(WHAT IS BEING ASKED)
What is needed is a word-for-word copy of every record below, minus the pictures.

(GIVEN DATA)
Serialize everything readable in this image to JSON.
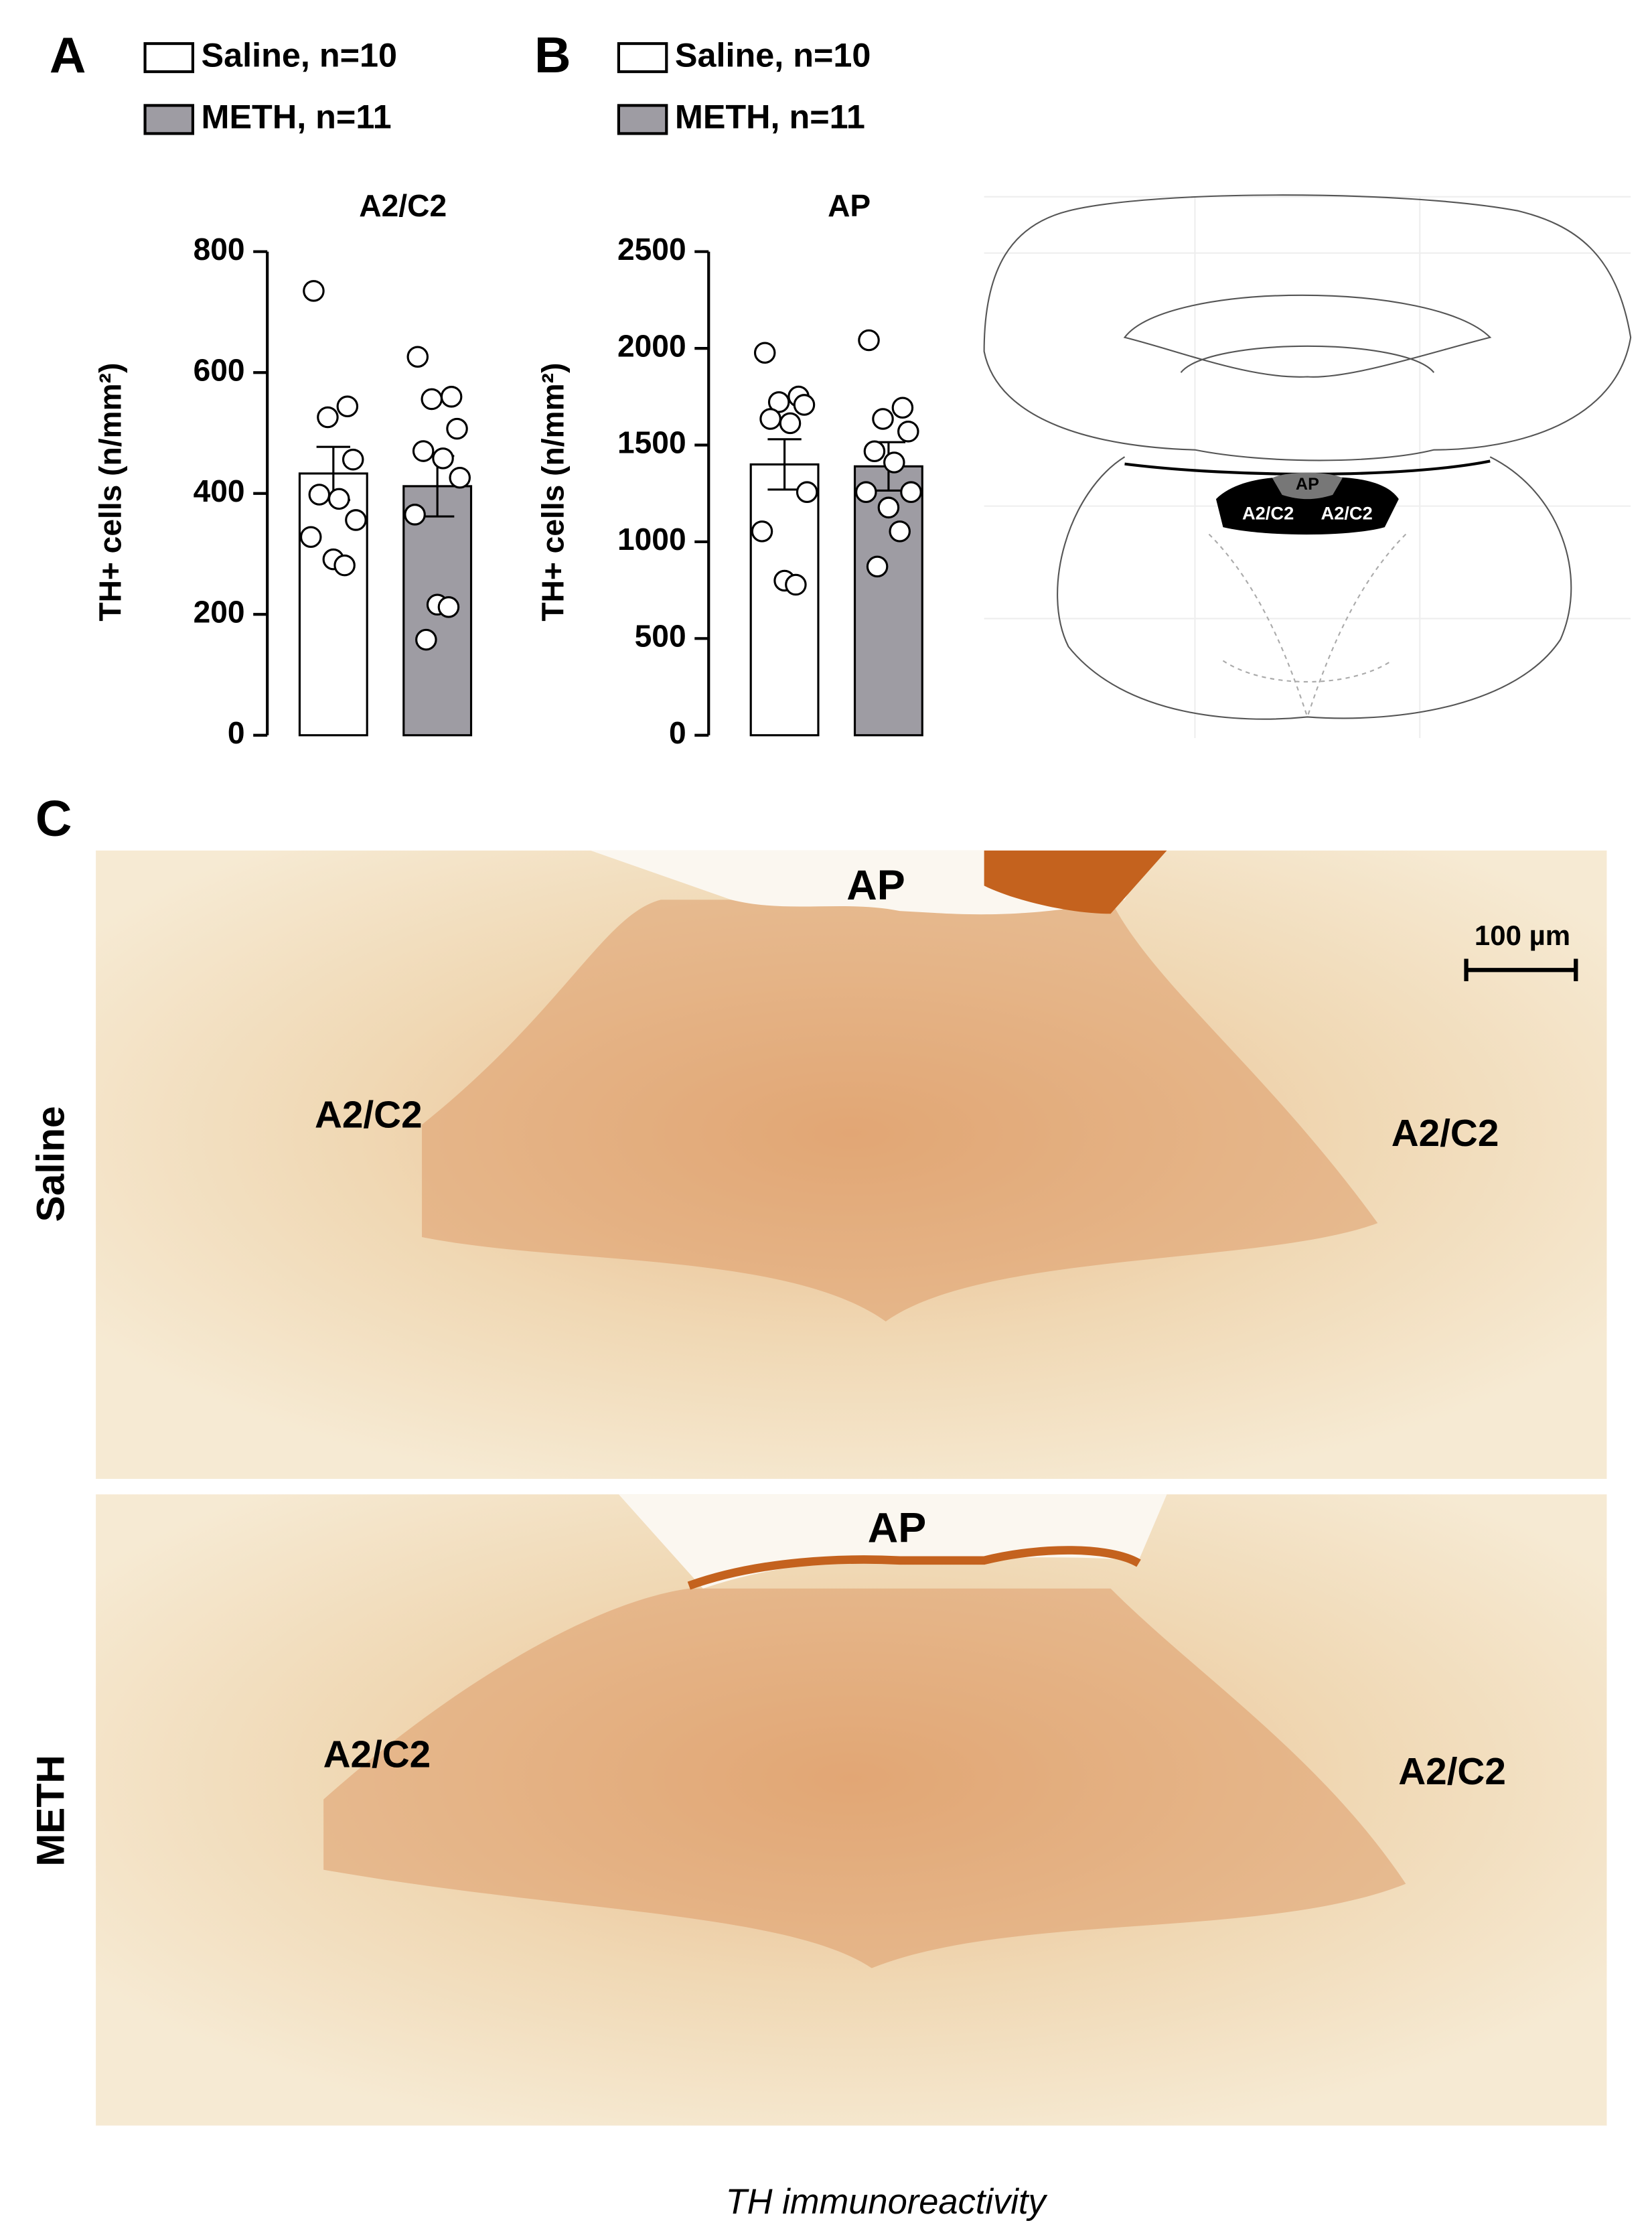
{
  "chart_data": [
    {
      "type": "bar",
      "title": "A2/C2",
      "y_label": "TH+ cells (n/mm²)",
      "categories": [
        null
      ],
      "ylim": [
        0,
        800
      ],
      "yticks": [
        0,
        200,
        400,
        600,
        800
      ],
      "series": [
        {
          "name": "Saline, n=10",
          "color": "#ffffff",
          "values": [
            433
          ],
          "errors": [
            44
          ],
          "points": [
            735,
            544,
            526,
            456,
            398,
            391,
            356,
            328,
            291,
            281
          ]
        },
        {
          "name": "METH, n=11",
          "color": "#9e9ca3",
          "values": [
            412
          ],
          "errors": [
            50
          ],
          "points": [
            626,
            560,
            556,
            507,
            470,
            458,
            426,
            365,
            216,
            212,
            158
          ]
        }
      ]
    },
    {
      "type": "bar",
      "title": "AP",
      "y_label": "TH+ cells (n/mm²)",
      "categories": [
        null
      ],
      "ylim": [
        0,
        2500
      ],
      "yticks": [
        0,
        500,
        1000,
        1500,
        2000,
        2500
      ],
      "series": [
        {
          "name": "Saline, n=10",
          "color": "#ffffff",
          "values": [
            1400
          ],
          "errors": [
            130
          ],
          "points": [
            1977,
            1751,
            1722,
            1708,
            1635,
            1613,
            1257,
            1054,
            799,
            778
          ]
        },
        {
          "name": "METH, n=11",
          "color": "#9e9ca3",
          "values": [
            1390
          ],
          "errors": [
            125
          ],
          "points": [
            2042,
            1693,
            1635,
            1570,
            1468,
            1410,
            1257,
            1257,
            1177,
            1054,
            872
          ]
        }
      ]
    }
  ],
  "panel_labels": [
    "A",
    "B",
    "C"
  ],
  "diagram": {
    "labels": [
      "AP",
      "A2/C2",
      "A2/C2"
    ]
  },
  "micrographs": [
    {
      "condition": "Saline",
      "labels": [
        "AP",
        "A2/C2",
        "A2/C2"
      ],
      "scale_bar": "100 µm"
    },
    {
      "condition": "METH",
      "labels": [
        "AP",
        "A2/C2",
        "A2/C2"
      ]
    }
  ],
  "caption": "TH immunoreactivity"
}
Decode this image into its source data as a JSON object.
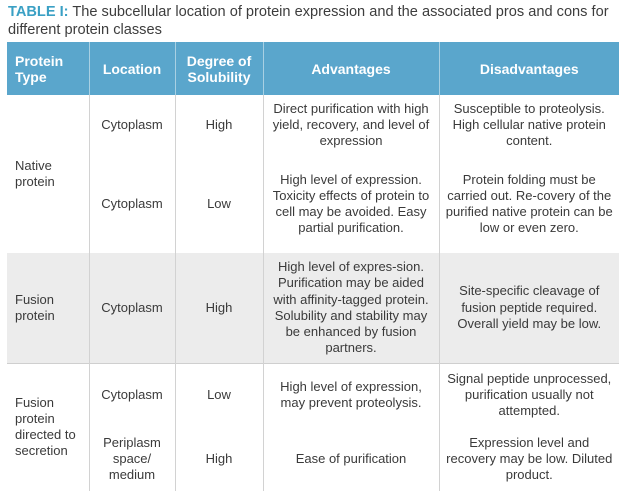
{
  "caption": {
    "label": "TABLE I:",
    "text": " The subcellular location of protein expression and the associated pros and cons for different protein classes"
  },
  "headers": [
    "Protein Type",
    "Location",
    "Degree of Solubility",
    "Advantages",
    "Disadvantages"
  ],
  "rows": [
    {
      "protein_type": "Native protein",
      "location": "Cytoplasm",
      "solubility": "High",
      "advantages": "Direct purification with high yield, recovery, and level of expression",
      "disadvantages": "Susceptible to proteolysis. High cellular native protein content."
    },
    {
      "protein_type": "",
      "location": "Cytoplasm",
      "solubility": "Low",
      "advantages": "High level of expression. Toxicity effects of protein to cell may be avoided. Easy partial purification.",
      "disadvantages": "Protein folding must be carried out. Re-covery of the purified native protein can be low or even zero."
    },
    {
      "protein_type": "Fusion protein",
      "location": "Cytoplasm",
      "solubility": "High",
      "advantages": "High level of expres-sion. Purification may be aided with affinity-tagged protein. Solubility and stability may be enhanced by fusion partners.",
      "disadvantages": "Site-specific cleavage of fusion peptide required. Overall yield may be low."
    },
    {
      "protein_type": "Fusion protein directed to secretion",
      "location": "Cytoplasm",
      "solubility": "Low",
      "advantages": "High level of expression, may prevent proteolysis.",
      "disadvantages": "Signal peptide unprocessed, purification usually not attempted."
    },
    {
      "protein_type": "",
      "location": "Periplasm space/ medium",
      "solubility": "High",
      "advantages": "Ease of purification",
      "disadvantages": "Expression level and recovery may be low. Diluted product."
    }
  ]
}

(REPLY TO THE TASK)
Serialize everything readable in this image to JSON.
{
  "chart_data": [
    {
      "type": "bar",
      "title": "A2/C2",
      "y_label": "TH+ cells (n/mm²)",
      "categories": [
        null
      ],
      "ylim": [
        0,
        800
      ],
      "yticks": [
        0,
        200,
        400,
        600,
        800
      ],
      "series": [
        {
          "name": "Saline, n=10",
          "color": "#ffffff",
          "values": [
            433
          ],
          "errors": [
            44
          ],
          "points": [
            735,
            544,
            526,
            456,
            398,
            391,
            356,
            328,
            291,
            281
          ]
        },
        {
          "name": "METH, n=11",
          "color": "#9e9ca3",
          "values": [
            412
          ],
          "errors": [
            50
          ],
          "points": [
            626,
            560,
            556,
            507,
            470,
            458,
            426,
            365,
            216,
            212,
            158
          ]
        }
      ]
    },
    {
      "type": "bar",
      "title": "AP",
      "y_label": "TH+ cells (n/mm²)",
      "categories": [
        null
      ],
      "ylim": [
        0,
        2500
      ],
      "yticks": [
        0,
        500,
        1000,
        1500,
        2000,
        2500
      ],
      "series": [
        {
          "name": "Saline, n=10",
          "color": "#ffffff",
          "values": [
            1400
          ],
          "errors": [
            130
          ],
          "points": [
            1977,
            1751,
            1722,
            1708,
            1635,
            1613,
            1257,
            1054,
            799,
            778
          ]
        },
        {
          "name": "METH, n=11",
          "color": "#9e9ca3",
          "values": [
            1390
          ],
          "errors": [
            125
          ],
          "points": [
            2042,
            1693,
            1635,
            1570,
            1468,
            1410,
            1257,
            1257,
            1177,
            1054,
            872
          ]
        }
      ]
    }
  ],
  "panel_labels": [
    "A",
    "B",
    "C"
  ],
  "diagram": {
    "labels": [
      "AP",
      "A2/C2",
      "A2/C2"
    ]
  },
  "micrographs": [
    {
      "condition": "Saline",
      "labels": [
        "AP",
        "A2/C2",
        "A2/C2"
      ],
      "scale_bar": "100 µm"
    },
    {
      "condition": "METH",
      "labels": [
        "AP",
        "A2/C2",
        "A2/C2"
      ]
    }
  ],
  "caption": "TH immunoreactivity"
}
Decode this image into its source data as a JSON object.
{
  "caption": {
    "label": "TABLE I:",
    "text": " The subcellular location of protein expression and the associated pros and cons for different protein classes"
  },
  "headers": [
    "Protein Type",
    "Location",
    "Degree of Solubility",
    "Advantages",
    "Disadvantages"
  ],
  "rows": [
    {
      "protein_type": "Native protein",
      "location": "Cytoplasm",
      "solubility": "High",
      "advantages": "Direct purification with high yield, recovery, and level of expression",
      "disadvantages": "Susceptible to proteolysis. High cellular native protein content."
    },
    {
      "protein_type": "",
      "location": "Cytoplasm",
      "solubility": "Low",
      "advantages": "High level of expression. Toxicity effects of protein to cell may be avoided. Easy partial purification.",
      "disadvantages": "Protein folding must be carried out. Re-covery of the purified native protein can be low or even zero."
    },
    {
      "protein_type": "Fusion protein",
      "location": "Cytoplasm",
      "solubility": "High",
      "advantages": "High level of expres-sion. Purification may be aided with affinity-tagged protein. Solubility and stability may be enhanced by fusion partners.",
      "disadvantages": "Site-specific cleavage of fusion peptide required. Overall yield may be low."
    },
    {
      "protein_type": "Fusion protein directed to secretion",
      "location": "Cytoplasm",
      "solubility": "Low",
      "advantages": "High level of expression, may prevent proteolysis.",
      "disadvantages": "Signal peptide unprocessed, purification usually not attempted."
    },
    {
      "protein_type": "",
      "location": "Periplasm space/ medium",
      "solubility": "High",
      "advantages": "Ease of purification",
      "disadvantages": "Expression level and recovery may be low. Diluted product."
    }
  ]
}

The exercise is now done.